### Stated task
Where a line holds the word "Theatre", copy that line.

[Data records]
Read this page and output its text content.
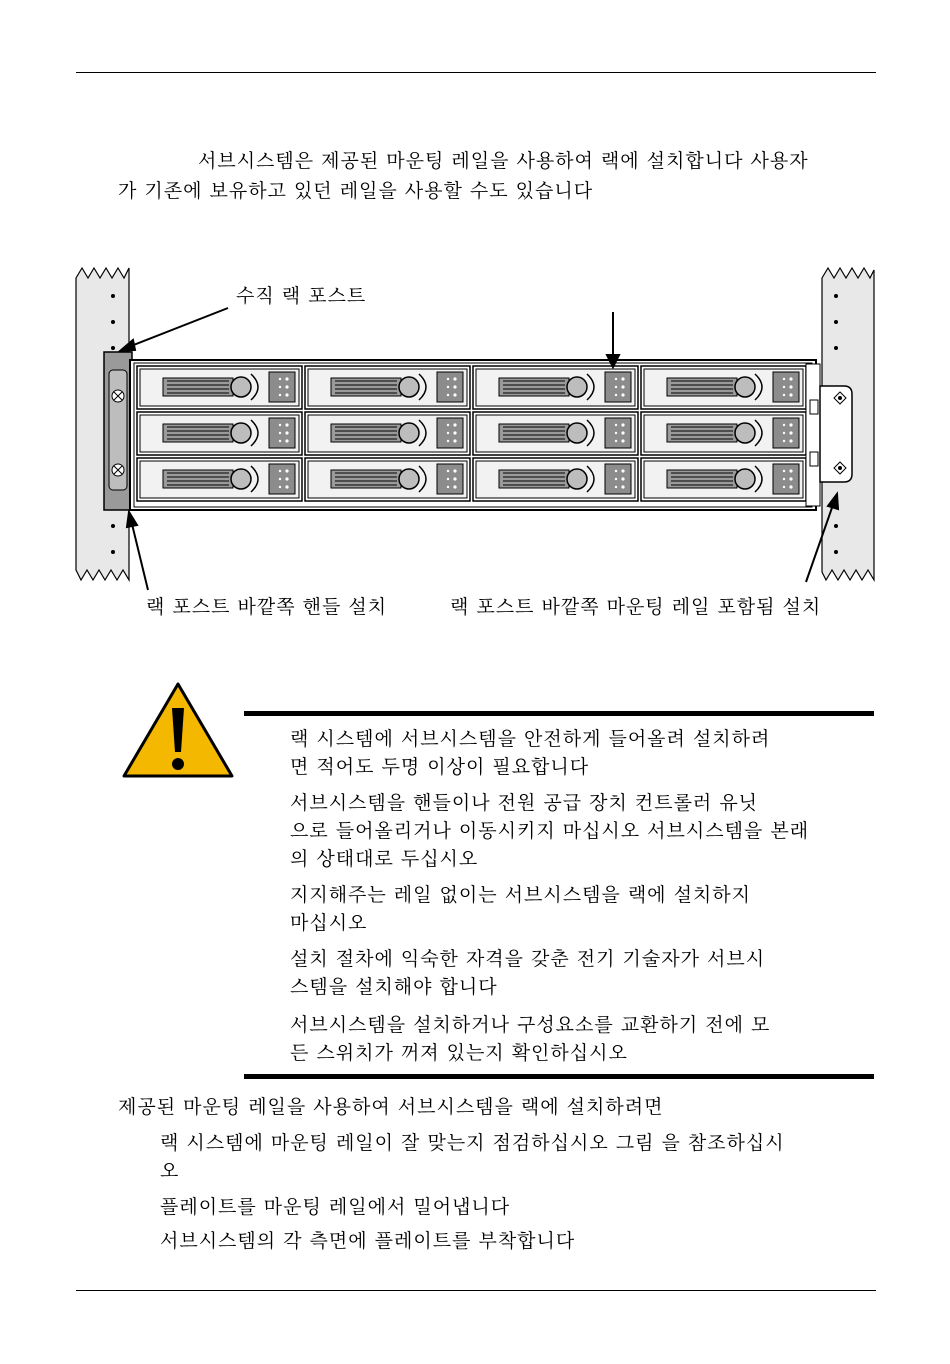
서브시스템은 제공된 마운팅 레일을 사용하여 랙에 설치합니다 사용자
가 기존에 보유하고 있던 레일을 사용할 수도 있습니다
수직 랙 포스트
랙 포스트 바깥쪽 핸들 설치	랙 포스트 바깥쪽 마운팅 레일 포함됨 설치
랙 시스템에 서브시스템을 안전하게 들어올려 설치하려
면 적어도 두명 이상이 필요합니다
서브시스템을 핸들이나 전원 공급 장치 컨트롤러 유닛
으로 들어올리거나 이동시키지 마십시오 서브시스템을 본래
의 상태대로 두십시오
지지해주는 레일 없이는 서브시스템을 랙에 설치하지
마십시오
설치 절차에 익숙한 자격을 갖춘 전기 기술자가 서브시
스템을 설치해야 합니다
서브시스템을 설치하거나 구성요소를 교환하기 전에 모
든 스위치가 꺼져 있는지 확인하십시오
제공된 마운팅 레일을 사용하여 서브시스템을 랙에 설치하려면
랙 시스템에 마운팅 레일이 잘 맞는지 점검하십시오 그림 을 참조하십시
오
플레이트를 마운팅 레일에서 밀어냅니다
서브시스템의 각 측면에 플레이트를 부착합니다
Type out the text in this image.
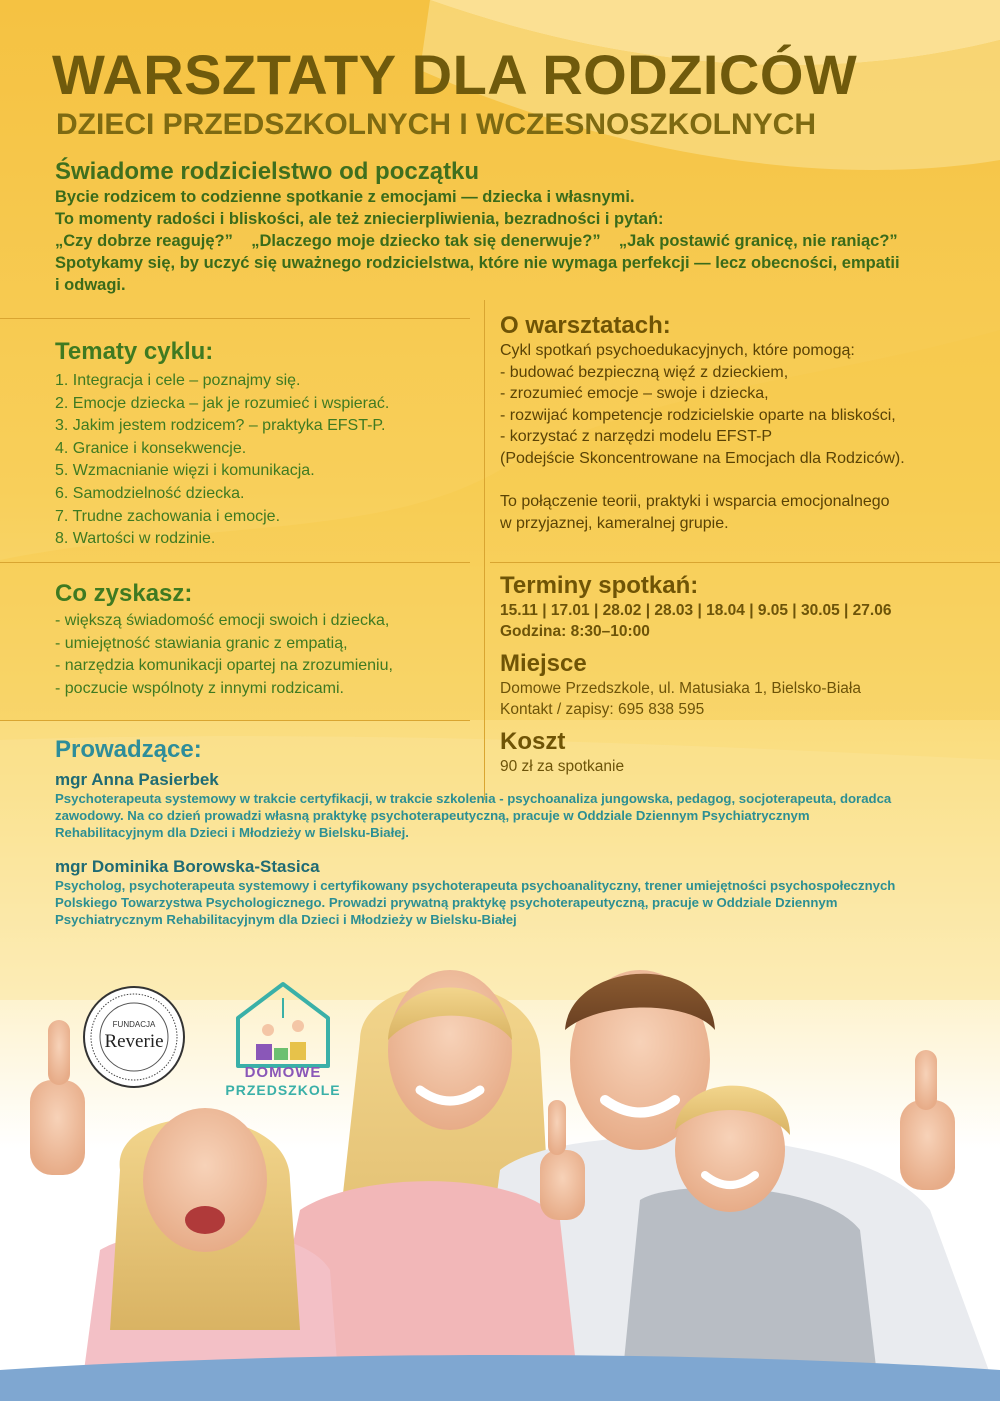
WARSZTATY DLA RODZICÓW
DZIECI PRZEDSZKOLNYCH I WCZESNOSZKOLNYCH
Świadome rodzicielstwo od początku

Bycie rodzicem to codzienne spotkanie z emocjami — dziecka i własnymi.

To momenty radości i bliskości, ale też zniecierpliwienia, bezradności i pytań:

„Czy dobrze reaguję?”    „Dlaczego moje dziecko tak się denerwuje?”    „Jak postawić granicę, nie raniąc?”

Spotykamy się, by uczyć się uważnego rodzicielstwa, które nie wymaga perfekcji — lecz obecności, empatii

i odwagi.

Tematy cyklu:
1. Integracja i cele – poznajmy się.
2. Emocje dziecka – jak je rozumieć i wspierać.
3. Jakim jestem rodzicem? – praktyka EFST-P.
4. Granice i konsekwencje.
5. Wzmacnianie więzi i komunikacja.
6. Samodzielność dziecka.
7. Trudne zachowania i emocje.
8. Wartości w rodzinie.
O warsztatach:
Cykl spotkań psychoedukacyjnych, które pomogą:
- budować bezpieczną więź z dzieckiem,
- zrozumieć emocje – swoje i dziecka,
- rozwijać kompetencje rodzicielskie oparte na bliskości,
- korzystać z narzędzi modelu EFST-P
(Podejście Skoncentrowane na Emocjach dla Rodziców).
To połączenie teorii, praktyki i wsparcia emocjonalnego
w przyjaznej, kameralnej grupie.
Co zyskasz:
- większą świadomość emocji swoich i dziecka,
- umiejętność stawiania granic z empatią,
- narzędzia komunikacji opartej na zrozumieniu,
- poczucie wspólnoty z innymi rodzicami.
Terminy spotkań:
15.11 | 17.01 | 28.02 | 28.03 | 18.04 | 9.05 | 30.05 | 27.06
Godzina: 8:30–10:00
Miejsce
Domowe Przedszkole, ul. Matusiaka 1, Bielsko-Biała
Kontakt / zapisy: 695 838 595
Koszt
90 zł za spotkanie
Prowadzące:

mgr Anna Pasierbek

Psychoterapeuta systemowy w trakcie certyfikacji, w trakcie szkolenia - psychoanaliza jungowska, pedagog, socjoterapeuta, doradca
zawodowy. Na co dzień prowadzi własną praktykę psychoterapeutyczną, pracuje w Oddziale Dziennym Psychiatrycznym
Rehabilitacyjnym dla Dzieci i Młodzieży w Bielsku-Białej.

mgr Dominika Borowska-Stasica

Psycholog, psychoterapeuta systemowy i certyfikowany psychoterapeuta psychoanalityczny, trener umiejętności psychospołecznych
Polskiego Towarzystwa Psychologicznego. Prowadzi prywatną praktykę psychoterapeutyczną, pracuje w Oddziale Dziennym
Psychiatrycznym Rehabilitacyjnym dla Dzieci i Młodzieży w Bielsku-Białej

FUNDACJA
Reverie
DOMOWE
PRZEDSZKOLE
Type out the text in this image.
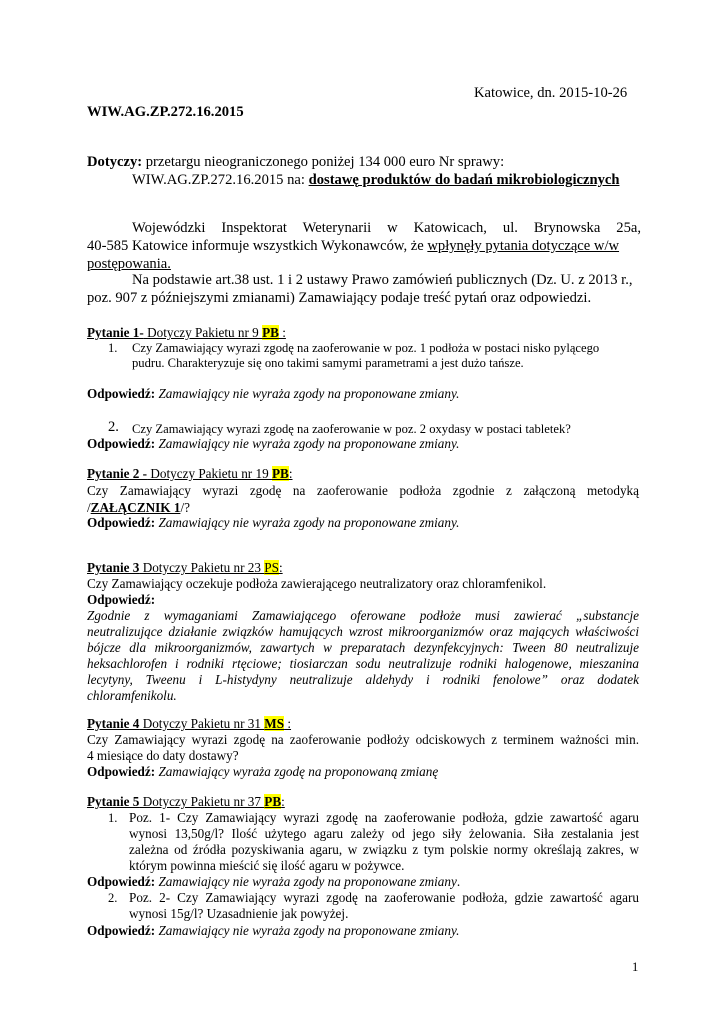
Katowice, dn. 2015-10-26
WIW.AG.ZP.272.16.2015
Dotyczy: przetargu nieograniczonego poniżej 134 000 euro Nr sprawy:
WIW.AG.ZP.272.16.2015 na: dostawę produktów do badań mikrobiologicznych
Wojewódzki Inspektorat Weterynarii w Katowicach, ul. Brynowska 25a,
40-585 Katowice informuje wszystkich Wykonawców, że wpłynęły pytania dotyczące w/w
postępowania.
Na podstawie art.38 ust. 1 i 2 ustawy Prawo zamówień publicznych (Dz. U. z 2013 r.,
poz. 907 z późniejszymi zmianami) Zamawiający podaje treść pytań oraz odpowiedzi.
Pytanie 1- Dotyczy Pakietu nr 9 PB :
1. Czy Zamawiający wyrazi zgodę na zaoferowanie w poz. 1 podłoża w postaci nisko pylącego
pudru. Charakteryzuje się ono takimi samymi parametrami a jest dużo tańsze.
Odpowiedź: Zamawiający nie wyraża zgody na proponowane zmiany.
2. Czy Zamawiający wyrazi zgodę na zaoferowanie w poz. 2 oxydasy w postaci tabletek?
Odpowiedź: Zamawiający nie wyraża zgody na proponowane zmiany.
Pytanie 2 - Dotyczy Pakietu nr 19 PB:
Czy Zamawiający wyrazi zgodę na zaoferowanie podłoża zgodnie z załączoną metodyką
/ZAŁĄCZNIK 1/?
Odpowiedź: Zamawiający nie wyraża zgody na proponowane zmiany.
Pytanie 3 Dotyczy Pakietu nr 23 PS:
Czy Zamawiający oczekuje podłoża zawierającego neutralizatory oraz chloramfenikol.
Odpowiedź:
Zgodnie z wymaganiami Zamawiającego oferowane podłoże musi zawierać „substancje
neutralizujące działanie związków hamujących wzrost mikroorganizmów oraz mających właściwości
bójcze dla mikroorganizmów, zawartych w preparatach dezynfekcyjnych: Tween 80 neutralizuje
heksachlorofen i rodniki rtęciowe; tiosiarczan sodu neutralizuje rodniki halogenowe, mieszanina
lecytyny, Tweenu i L-histydyny neutralizuje aldehydy i rodniki fenolowe” oraz dodatek
chloramfenikolu.
Pytanie 4 Dotyczy Pakietu nr 31 MS :
Czy Zamawiający wyrazi zgodę na zaoferowanie podłoży odciskowych z terminem ważności min.
4 miesiące do daty dostawy?
Odpowiedź: Zamawiający wyraża zgodę na proponowaną zmianę
Pytanie 5 Dotyczy Pakietu nr 37 PB:
1. Poz. 1- Czy Zamawiający wyrazi zgodę na zaoferowanie podłoża, gdzie zawartość agaru
wynosi 13,50g/l? Ilość użytego agaru zależy od jego siły żelowania. Siła zestalania jest
zależna od źródła pozyskiwania agaru, w związku z tym polskie normy określają zakres, w
którym powinna mieścić się ilość agaru w pożywce.
Odpowiedź: Zamawiający nie wyraża zgody na proponowane zmiany.
2. Poz. 2- Czy Zamawiający wyrazi zgodę na zaoferowanie podłoża, gdzie zawartość agaru
wynosi 15g/l? Uzasadnienie jak powyżej.
Odpowiedź: Zamawiający nie wyraża zgody na proponowane zmiany.
1
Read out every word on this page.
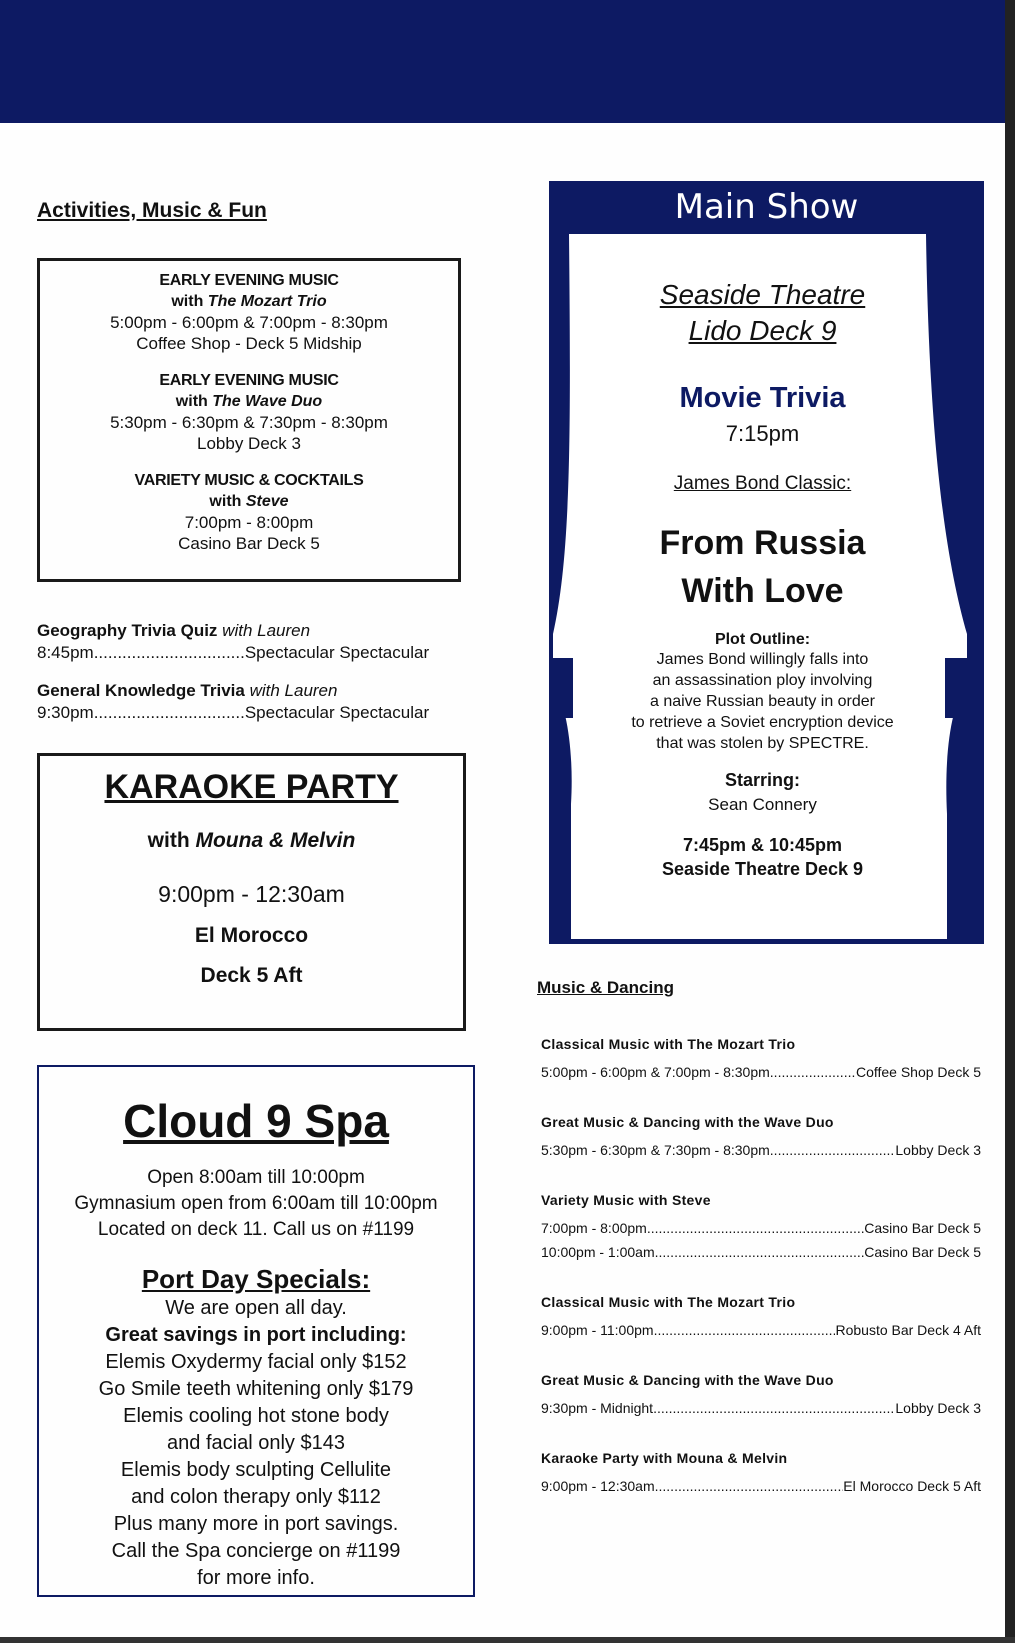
Activities, Music & Fun
EARLY EVENING MUSIC
with The Mozart Trio
5:00pm - 6:00pm & 7:00pm - 8:30pm
Coffee Shop - Deck 5 Midship
EARLY EVENING MUSIC
with The Wave Duo
5:30pm - 6:30pm & 7:30pm - 8:30pm
Lobby Deck 3
VARIETY MUSIC & COCKTAILS
with Steve
7:00pm - 8:00pm
Casino Bar Deck 5
Geography Trivia Quiz with Lauren
8:45pm................................Spectacular Spectacular
General Knowledge Trivia with Lauren
9:30pm................................Spectacular Spectacular
KARAOKE PARTY
with Mouna & Melvin
9:00pm - 12:30am
El Morocco
Deck 5 Aft
Cloud 9 Spa
Open 8:00am till 10:00pm
Gymnasium open from 6:00am till 10:00pm
Located on deck 11. Call us on #1199
Port Day Specials:
We are open all day.
Great savings in port including:
Elemis Oxydermy facial only $152
Go Smile teeth whitening only $179
Elemis cooling hot stone body
and facial only $143
Elemis body sculpting Cellulite
and colon therapy only $112
Plus many more in port savings.
Call the Spa concierge on #1199
for more info.
Main Show
Seaside Theatre
Lido Deck 9
Movie Trivia
7:15pm
James Bond Classic:
From Russia
With Love
Plot Outline:
James Bond willingly falls into
an assassination ploy involving
a naive Russian beauty in order
to retrieve a Soviet encryption device
that was stolen by SPECTRE.
Starring:
Sean Connery
7:45pm & 10:45pm
Seaside Theatre Deck 9
Music & Dancing
Classical Music with The Mozart Trio
5:00pm - 6:00pm & 7:00pm - 8:30pm .....	Coffee Shop Deck 5
Great Music & Dancing with the Wave Duo
5:30pm - 6:30pm & 7:30pm - 8:30pm .....	Lobby Deck 3
Variety Music with Steve
7:00pm - 8:00pm .....	Casino Bar Deck 5
10:00pm - 1:00am .....	Casino Bar Deck 5
Classical Music with The Mozart Trio
9:00pm - 11:00pm .....	Robusto Bar Deck 4 Aft
Great Music & Dancing with the Wave Duo
9:30pm - Midnight .....	Lobby Deck 3
Karaoke Party with Mouna & Melvin
9:00pm - 12:30am .....	El Morocco Deck 5 Aft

### Output below
Seaside Theatre
Seaside Theatre Deck 9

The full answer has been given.